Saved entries
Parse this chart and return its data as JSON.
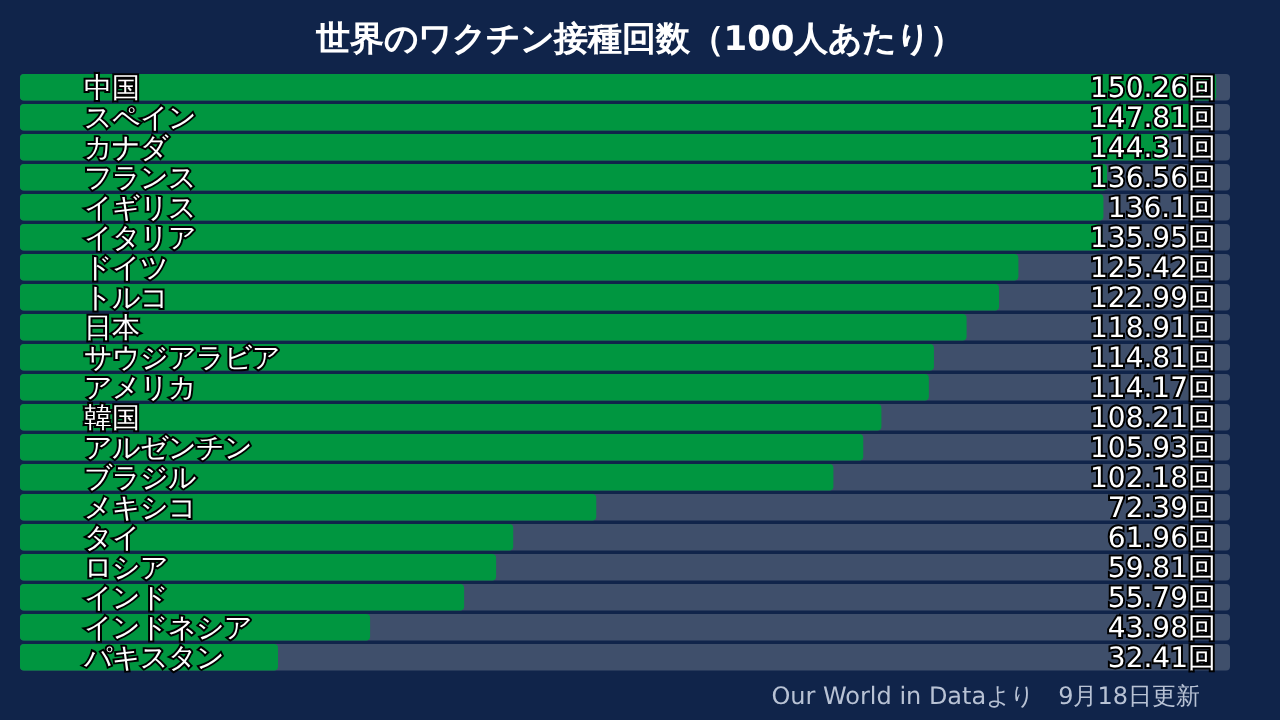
{
  "chart_data": {
    "type": "bar",
    "orientation": "horizontal",
    "title": "世界のワクチン接種回数（100人あたり）",
    "categories": [
      "中国",
      "スペイン",
      "カナダ",
      "フランス",
      "イギリス",
      "イタリア",
      "ドイツ",
      "トルコ",
      "日本",
      "サウジアラビア",
      "アメリカ",
      "韓国",
      "アルゼンチン",
      "ブラジル",
      "メキシコ",
      "タイ",
      "ロシア",
      "インド",
      "インドネシア",
      "パキスタン"
    ],
    "values": [
      150.26,
      147.81,
      144.31,
      136.56,
      136.1,
      135.95,
      125.42,
      122.99,
      118.91,
      114.81,
      114.17,
      108.21,
      105.93,
      102.18,
      72.39,
      61.96,
      59.81,
      55.79,
      43.98,
      32.41
    ],
    "value_labels": [
      "150.26回",
      "147.81回",
      "144.31回",
      "136.56回",
      "136.1回",
      "135.95回",
      "125.42回",
      "122.99回",
      "118.91回",
      "114.81回",
      "114.17回",
      "108.21回",
      "105.93回",
      "102.18回",
      "72.39回",
      "61.96回",
      "59.81回",
      "55.79回",
      "43.98回",
      "32.41回"
    ],
    "color": "#009640",
    "xlim": [
      0,
      152
    ],
    "tick_labels": "y",
    "annotations": [
      "Our World in Dataより　9月18日更新"
    ]
  }
}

• _AIM_: Print the complete listing exactly, apart from any pictures.

• _TASK RESULT_:
Parse this chart and return its data as JSON.
{
  "chart_data": {
    "type": "bar",
    "orientation": "horizontal",
    "title": "世界のワクチン接種回数（100人あたり）",
    "categories": [
      "中国",
      "スペイン",
      "カナダ",
      "フランス",
      "イギリス",
      "イタリア",
      "ドイツ",
      "トルコ",
      "日本",
      "サウジアラビア",
      "アメリカ",
      "韓国",
      "アルゼンチン",
      "ブラジル",
      "メキシコ",
      "タイ",
      "ロシア",
      "インド",
      "インドネシア",
      "パキスタン"
    ],
    "values": [
      150.26,
      147.81,
      144.31,
      136.56,
      136.1,
      135.95,
      125.42,
      122.99,
      118.91,
      114.81,
      114.17,
      108.21,
      105.93,
      102.18,
      72.39,
      61.96,
      59.81,
      55.79,
      43.98,
      32.41
    ],
    "value_labels": [
      "150.26回",
      "147.81回",
      "144.31回",
      "136.56回",
      "136.1回",
      "135.95回",
      "125.42回",
      "122.99回",
      "118.91回",
      "114.81回",
      "114.17回",
      "108.21回",
      "105.93回",
      "102.18回",
      "72.39回",
      "61.96回",
      "59.81回",
      "55.79回",
      "43.98回",
      "32.41回"
    ],
    "color": "#009640",
    "xlim": [
      0,
      152
    ],
    "tick_labels": "y",
    "annotations": [
      "Our World in Dataより　9月18日更新"
    ]
  }
}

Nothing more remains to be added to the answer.